--- Start of LISTED RECORDS ---
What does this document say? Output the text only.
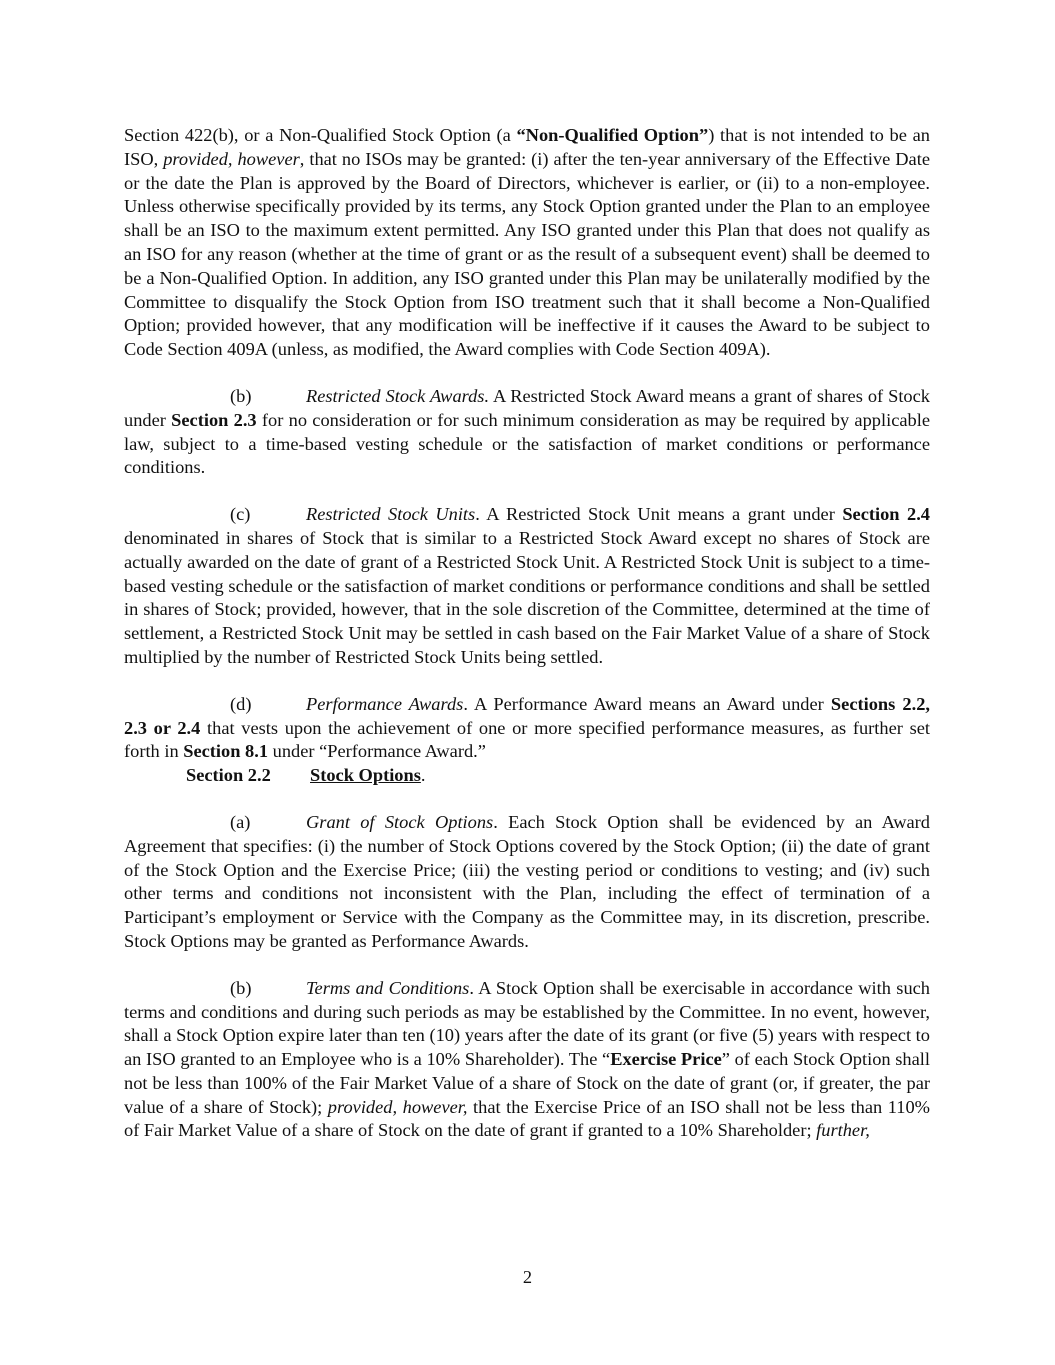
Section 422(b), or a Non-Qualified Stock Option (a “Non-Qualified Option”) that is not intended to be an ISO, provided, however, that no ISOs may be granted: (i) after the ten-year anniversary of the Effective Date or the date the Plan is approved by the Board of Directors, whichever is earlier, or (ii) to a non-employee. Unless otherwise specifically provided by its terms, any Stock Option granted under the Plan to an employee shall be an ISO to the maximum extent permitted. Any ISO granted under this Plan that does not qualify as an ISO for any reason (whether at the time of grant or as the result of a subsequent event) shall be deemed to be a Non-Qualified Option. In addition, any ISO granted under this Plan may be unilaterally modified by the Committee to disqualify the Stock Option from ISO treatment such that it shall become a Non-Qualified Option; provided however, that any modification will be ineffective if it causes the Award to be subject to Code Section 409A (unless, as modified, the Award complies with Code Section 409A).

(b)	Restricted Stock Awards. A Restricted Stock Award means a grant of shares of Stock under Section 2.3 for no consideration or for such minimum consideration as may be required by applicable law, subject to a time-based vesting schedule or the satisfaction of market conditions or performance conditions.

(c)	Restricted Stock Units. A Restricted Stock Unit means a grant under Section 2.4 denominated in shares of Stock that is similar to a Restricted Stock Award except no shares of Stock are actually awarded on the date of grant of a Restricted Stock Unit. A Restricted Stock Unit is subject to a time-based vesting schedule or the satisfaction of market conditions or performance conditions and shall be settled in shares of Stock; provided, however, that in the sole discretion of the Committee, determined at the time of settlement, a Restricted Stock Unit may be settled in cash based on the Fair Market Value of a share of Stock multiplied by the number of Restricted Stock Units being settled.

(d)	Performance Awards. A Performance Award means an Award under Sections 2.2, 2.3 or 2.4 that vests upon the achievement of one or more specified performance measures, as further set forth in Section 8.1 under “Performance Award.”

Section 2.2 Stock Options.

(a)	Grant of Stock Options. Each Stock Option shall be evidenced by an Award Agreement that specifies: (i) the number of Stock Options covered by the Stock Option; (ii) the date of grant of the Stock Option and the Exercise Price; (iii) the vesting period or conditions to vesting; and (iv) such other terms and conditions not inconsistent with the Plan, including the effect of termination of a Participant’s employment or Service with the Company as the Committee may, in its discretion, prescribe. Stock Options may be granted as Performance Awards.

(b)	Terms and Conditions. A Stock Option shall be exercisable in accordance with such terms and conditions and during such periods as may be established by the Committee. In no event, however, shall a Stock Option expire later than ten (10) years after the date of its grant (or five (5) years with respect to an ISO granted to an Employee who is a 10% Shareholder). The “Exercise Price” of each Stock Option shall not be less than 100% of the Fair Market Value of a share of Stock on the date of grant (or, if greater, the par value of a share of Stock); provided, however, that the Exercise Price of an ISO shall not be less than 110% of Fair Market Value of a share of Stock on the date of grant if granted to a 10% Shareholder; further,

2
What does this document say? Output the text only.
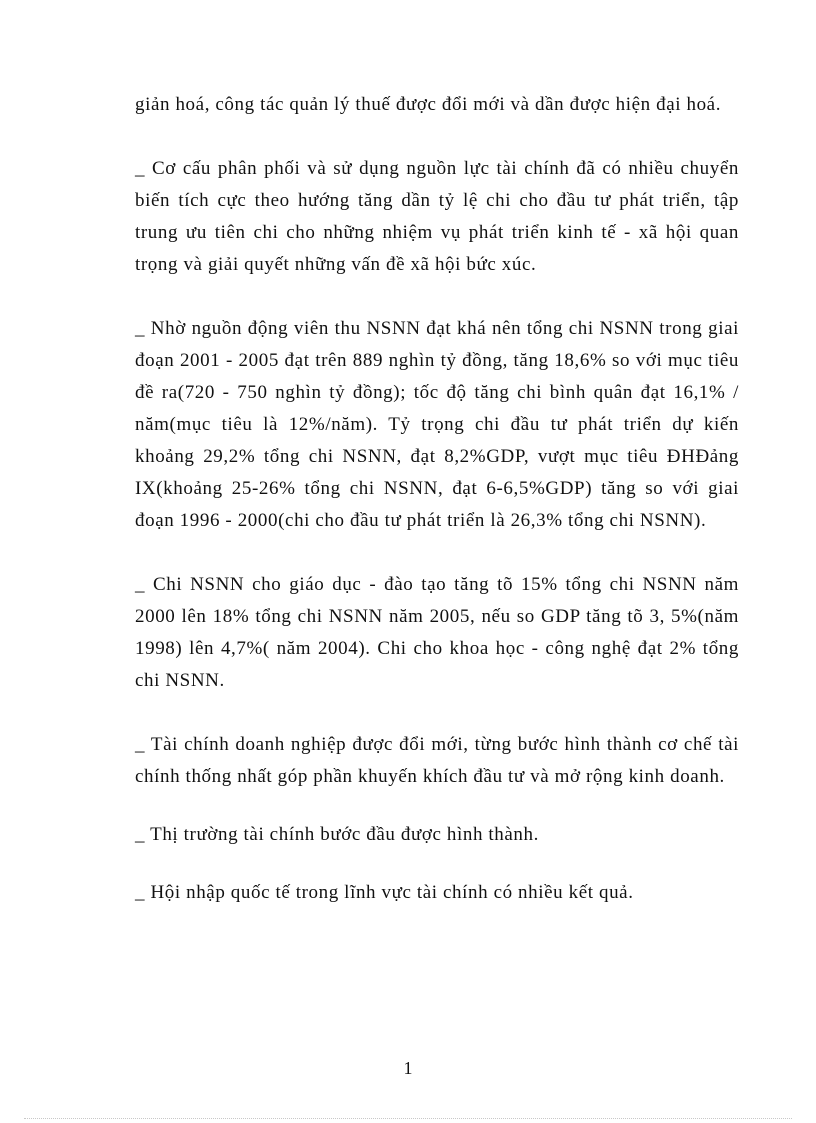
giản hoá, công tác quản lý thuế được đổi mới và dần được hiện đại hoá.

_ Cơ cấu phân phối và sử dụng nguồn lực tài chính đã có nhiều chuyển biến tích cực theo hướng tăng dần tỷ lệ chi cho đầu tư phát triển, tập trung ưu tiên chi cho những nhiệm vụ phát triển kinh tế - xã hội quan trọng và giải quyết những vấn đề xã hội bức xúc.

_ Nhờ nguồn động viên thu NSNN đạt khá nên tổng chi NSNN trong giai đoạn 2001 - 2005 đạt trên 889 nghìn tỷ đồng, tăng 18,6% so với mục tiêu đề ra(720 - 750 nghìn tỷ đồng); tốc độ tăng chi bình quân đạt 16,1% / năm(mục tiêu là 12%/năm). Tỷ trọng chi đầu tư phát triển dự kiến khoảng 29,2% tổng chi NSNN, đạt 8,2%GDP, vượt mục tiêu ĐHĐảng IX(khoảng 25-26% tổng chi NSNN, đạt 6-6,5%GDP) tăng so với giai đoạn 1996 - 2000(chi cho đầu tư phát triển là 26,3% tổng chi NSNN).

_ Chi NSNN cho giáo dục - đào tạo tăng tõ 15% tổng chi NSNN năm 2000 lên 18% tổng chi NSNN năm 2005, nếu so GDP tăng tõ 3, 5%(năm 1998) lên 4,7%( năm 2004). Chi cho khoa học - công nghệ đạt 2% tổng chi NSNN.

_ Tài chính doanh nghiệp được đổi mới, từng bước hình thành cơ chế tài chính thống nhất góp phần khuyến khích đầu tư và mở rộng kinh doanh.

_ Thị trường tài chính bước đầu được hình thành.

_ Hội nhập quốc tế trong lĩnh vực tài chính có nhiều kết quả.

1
--- End of LISTED RECORDS ---
--- Start of LISTED RECORDS ---
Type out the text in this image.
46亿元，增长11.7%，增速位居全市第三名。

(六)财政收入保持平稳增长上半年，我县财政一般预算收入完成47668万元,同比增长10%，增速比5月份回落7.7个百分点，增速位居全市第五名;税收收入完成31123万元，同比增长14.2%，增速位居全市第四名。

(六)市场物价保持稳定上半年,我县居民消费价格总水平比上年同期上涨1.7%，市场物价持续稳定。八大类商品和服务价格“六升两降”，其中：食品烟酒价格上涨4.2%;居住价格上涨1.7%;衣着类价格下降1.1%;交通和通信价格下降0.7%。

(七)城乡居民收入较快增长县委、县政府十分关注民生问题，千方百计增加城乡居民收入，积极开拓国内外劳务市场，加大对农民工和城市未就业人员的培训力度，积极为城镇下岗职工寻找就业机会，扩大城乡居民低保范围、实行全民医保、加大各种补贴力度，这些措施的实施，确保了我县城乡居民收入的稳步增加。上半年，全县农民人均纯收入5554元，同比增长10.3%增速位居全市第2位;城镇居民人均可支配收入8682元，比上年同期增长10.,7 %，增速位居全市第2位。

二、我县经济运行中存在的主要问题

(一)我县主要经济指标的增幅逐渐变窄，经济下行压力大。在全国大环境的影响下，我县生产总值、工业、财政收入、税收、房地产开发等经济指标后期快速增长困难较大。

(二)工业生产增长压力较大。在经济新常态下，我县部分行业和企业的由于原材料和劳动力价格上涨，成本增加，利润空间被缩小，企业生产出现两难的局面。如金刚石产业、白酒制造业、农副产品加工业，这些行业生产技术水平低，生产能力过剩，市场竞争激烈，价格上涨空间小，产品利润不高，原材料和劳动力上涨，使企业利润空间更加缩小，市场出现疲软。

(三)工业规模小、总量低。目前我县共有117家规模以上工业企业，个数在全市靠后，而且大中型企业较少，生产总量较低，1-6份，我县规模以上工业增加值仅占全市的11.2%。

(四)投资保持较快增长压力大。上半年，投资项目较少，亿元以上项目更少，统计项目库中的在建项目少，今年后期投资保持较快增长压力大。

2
--- End of LISTED RECORDS ---
WHAT YOU NEED TO DO: Find each line holding "công". Copy it out.

SOLVED EXERCISE:
giản hoá, công tác quản lý thuế được đổi mới và dần được hiện đại hoá.
_ Chi NSNN cho giáo dục - đào tạo tăng tõ 15% tổng chi NSNN năm 2000 lên 18% tổng chi NSNN năm 2005, nếu so GDP tăng tõ 3, 5%(năm 1998) lên 4,7%( năm 2004). Chi cho khoa học - công nghệ đạt 2% tổng chi NSNN.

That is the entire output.